#### [PARTES DO EXERCÍCIO]
**1)** Responda, por favor, às perguntas sobre o texto a respeito de Fernando Pessoa, marcando as respostas com as mesmas letras:
(a) Onde está guardada grande parte dos livros que pertenceram ao escritor?
(b) O que torna essa biblioteca especialmente importante?
(c) De que ano é o livro de Isabel Murteira França?
**2)** Retome o texto a respeito de Fernando Pessoa a partir do ponto em que ele termina.

#### [TEXTO PARA LER]

Livro “Meu Tio Fernando Pessoa”, de Manuela Nogueira

Livros diversos de Manuela Nogueira – Amazon

Casa Fernando Pessoa

Biblioteca particular de Fernando Pessoa (online). Grande parte dos livros que pertenceram aos escritor está guardada – e alguns expostos – na Casa Fernando Pessoa, em Portugal. Esta biblioteca é especialmente importante pelas anotações (marginalia) que Fernando Pessoa deixou em muitos exemplares – quer sobre a leitura, quer partes de poemas ou assuntos do quotidiano. Pode ser consultada online.

Arquivo Pessoa – A obra completa do escritor.

Livro Fernando Pessoa na Intimidade, de Isabel Murteira França. Datado de 1987, este livro da sobrinha-neta de Fernando Pessoa, é baseado em uma entrevista feita pela autora com a sua avó e irmã do poeta, Henriqueta Madalena. Um depoimento essencial para os que buscam informações confiáveis sobre o poeta.

#### [MATERIAL FORNECIDO]
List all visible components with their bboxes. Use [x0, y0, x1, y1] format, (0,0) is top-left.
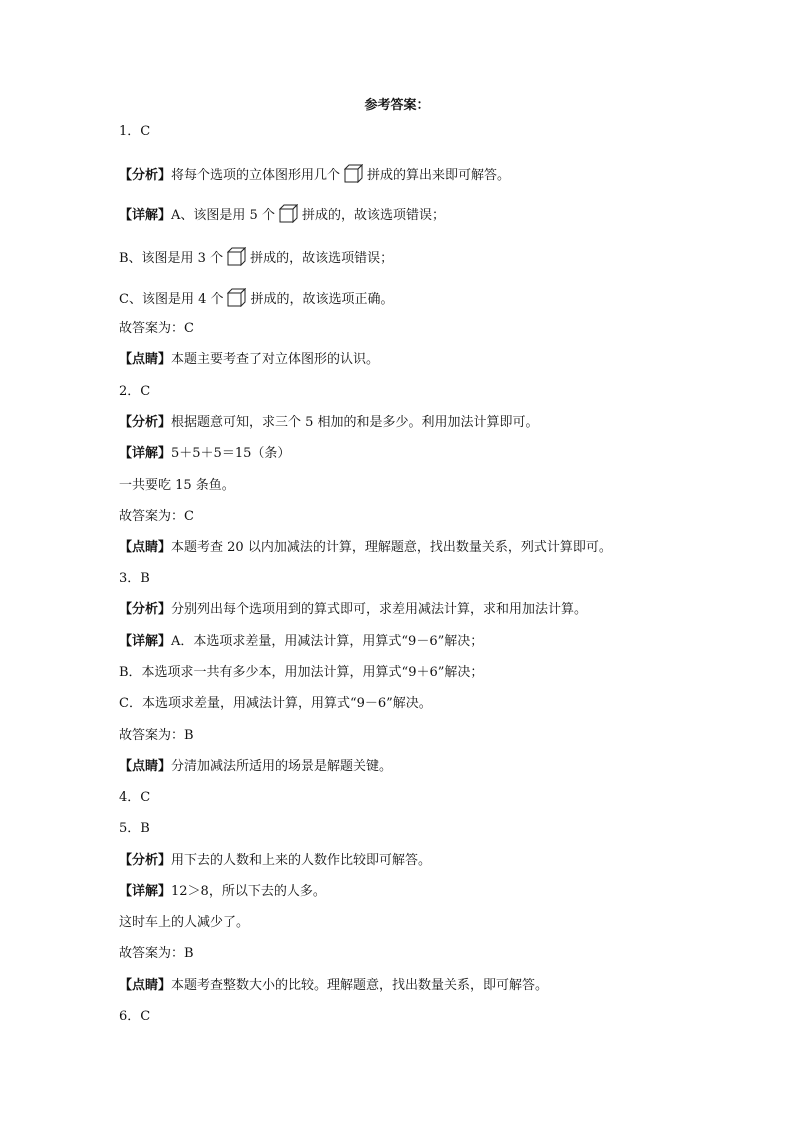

#### [RESPOSTAS POR TAREFA]
**1)**
(a) Na Casa Fernando Pessoa, em Portugal.
(b) As anotações (marginalia) que Fernando Pessoa deixou em muitos exemplares, quer sobre a leitura, quer partes de poemas ou assuntos do quotidiano.
(c) De 1987.

**2)**
Livro Eu em Pessoa, de Eduardo Pastore. (Editora Chiado/2020). Inserido na lista dos dez livros essenciais recomendados pela equipe do caderno ‘Alias’ do jornal “O Estado de São Paulo” em janeiro de 2021, é uma reverência literária a Fernando Pessoa. Na definição do livro, na Amazon, se lê que a primeira parte, denominada de Cartas Pessoanas, é uma intensa declaração de amor, através das cartas, de dois poetas que se conheceram depois da morte de um deles. Pastore coordena o grupo denominado “Pessoas que gostam de Pessoa”, no Facebook. Contatos para compra direta (WhatsApp): +55 (13) 99189-8678.

Grupo “Pessoas que gostam de Pessoa” (Facebook)

Un soir à Lima

O dia 17 de setembro de 1935, dois meses e treze dias antes da sua morte, foi a data que Fernando Pessoa pôs em um poema longo, Un soir à Lima. Tudo indica que o poema não foi escrito de uma só vez. Está espalhado em diversos fragmentos. É o retrato pungente de um homem que contempla o passado feliz e se lamenta perante a aspereza dos dias presentes. Uma leitura atenta da biografia de Pessoa revela a veracidade da frustração, saudade, vergonha e angústia expressas no poema. Nada ali é inventado. Tudo é a matéria da vida. Aquela era a dor real que transpassava a alma de Pessoa nos dias que lhe antecederam a morte.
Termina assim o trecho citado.